▶ _BRIEF_
Everything in the listing except the pictures should be written out exactly.

══ MATERIAL PROVIDED ══

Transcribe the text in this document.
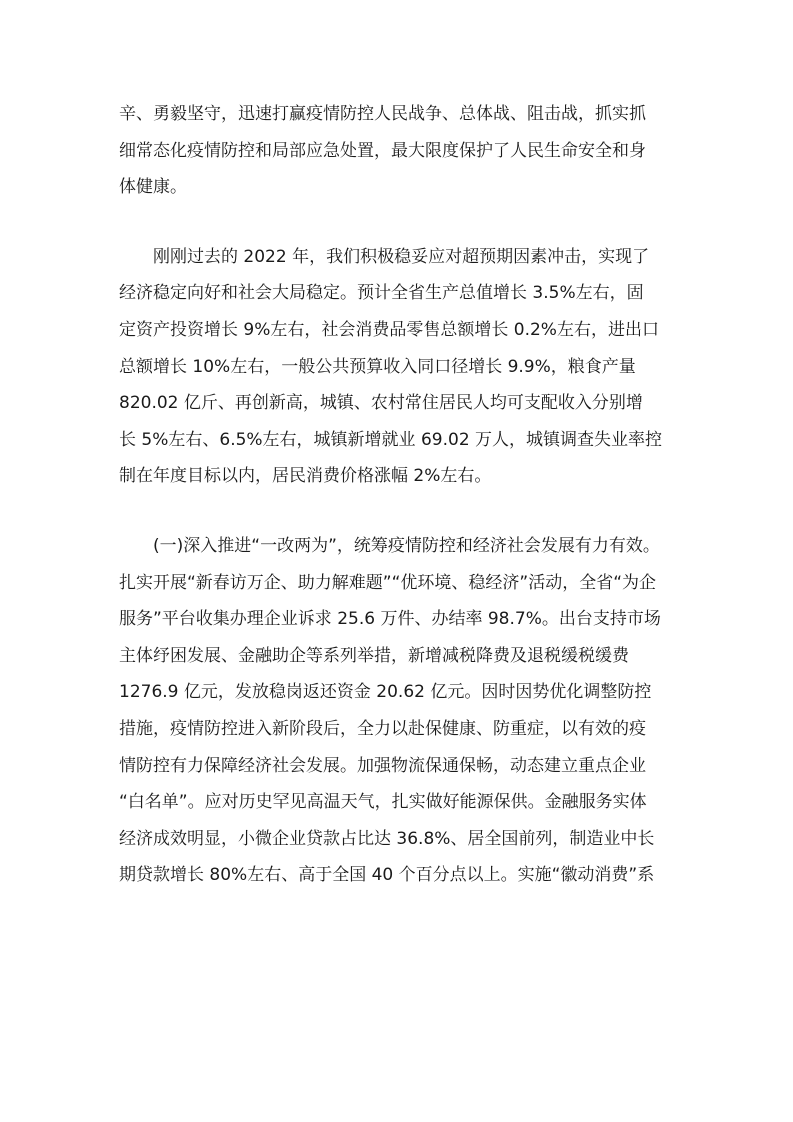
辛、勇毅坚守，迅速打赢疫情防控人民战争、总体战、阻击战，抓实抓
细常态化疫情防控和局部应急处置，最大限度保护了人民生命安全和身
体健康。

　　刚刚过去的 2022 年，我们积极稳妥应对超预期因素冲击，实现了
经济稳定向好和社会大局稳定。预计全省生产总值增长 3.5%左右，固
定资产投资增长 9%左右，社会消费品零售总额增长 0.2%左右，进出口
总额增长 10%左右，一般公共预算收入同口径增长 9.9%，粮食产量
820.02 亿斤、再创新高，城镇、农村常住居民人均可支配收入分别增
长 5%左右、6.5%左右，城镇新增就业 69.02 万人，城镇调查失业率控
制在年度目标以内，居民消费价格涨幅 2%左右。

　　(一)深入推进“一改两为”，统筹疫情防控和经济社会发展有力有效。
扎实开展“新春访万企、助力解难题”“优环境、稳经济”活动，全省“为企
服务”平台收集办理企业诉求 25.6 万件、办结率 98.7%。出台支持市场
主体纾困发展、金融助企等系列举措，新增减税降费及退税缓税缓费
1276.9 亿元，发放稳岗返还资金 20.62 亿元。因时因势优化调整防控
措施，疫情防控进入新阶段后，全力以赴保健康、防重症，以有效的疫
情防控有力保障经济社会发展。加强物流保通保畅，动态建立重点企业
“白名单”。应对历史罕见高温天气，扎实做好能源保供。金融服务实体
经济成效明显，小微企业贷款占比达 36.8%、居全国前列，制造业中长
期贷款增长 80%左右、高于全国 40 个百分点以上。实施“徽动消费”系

═══

▶ _ANSWER FOR THE TASK_
Transcribe the text in this document.
辛、勇毅坚守，迅速打赢疫情防控人民战争、总体战、阻击战，抓实抓
细常态化疫情防控和局部应急处置，最大限度保护了人民生命安全和身
体健康。

　　刚刚过去的 2022 年，我们积极稳妥应对超预期因素冲击，实现了
经济稳定向好和社会大局稳定。预计全省生产总值增长 3.5%左右，固
定资产投资增长 9%左右，社会消费品零售总额增长 0.2%左右，进出口
总额增长 10%左右，一般公共预算收入同口径增长 9.9%，粮食产量
820.02 亿斤、再创新高，城镇、农村常住居民人均可支配收入分别增
长 5%左右、6.5%左右，城镇新增就业 69.02 万人，城镇调查失业率控
制在年度目标以内，居民消费价格涨幅 2%左右。

　　(一)深入推进“一改两为”，统筹疫情防控和经济社会发展有力有效。
扎实开展“新春访万企、助力解难题”“优环境、稳经济”活动，全省“为企
服务”平台收集办理企业诉求 25.6 万件、办结率 98.7%。出台支持市场
主体纾困发展、金融助企等系列举措，新增减税降费及退税缓税缓费
1276.9 亿元，发放稳岗返还资金 20.62 亿元。因时因势优化调整防控
措施，疫情防控进入新阶段后，全力以赴保健康、防重症，以有效的疫
情防控有力保障经济社会发展。加强物流保通保畅，动态建立重点企业
“白名单”。应对历史罕见高温天气，扎实做好能源保供。金融服务实体
经济成效明显，小微企业贷款占比达 36.8%、居全国前列，制造业中长
期贷款增长 80%左右、高于全国 40 个百分点以上。实施“徽动消费”系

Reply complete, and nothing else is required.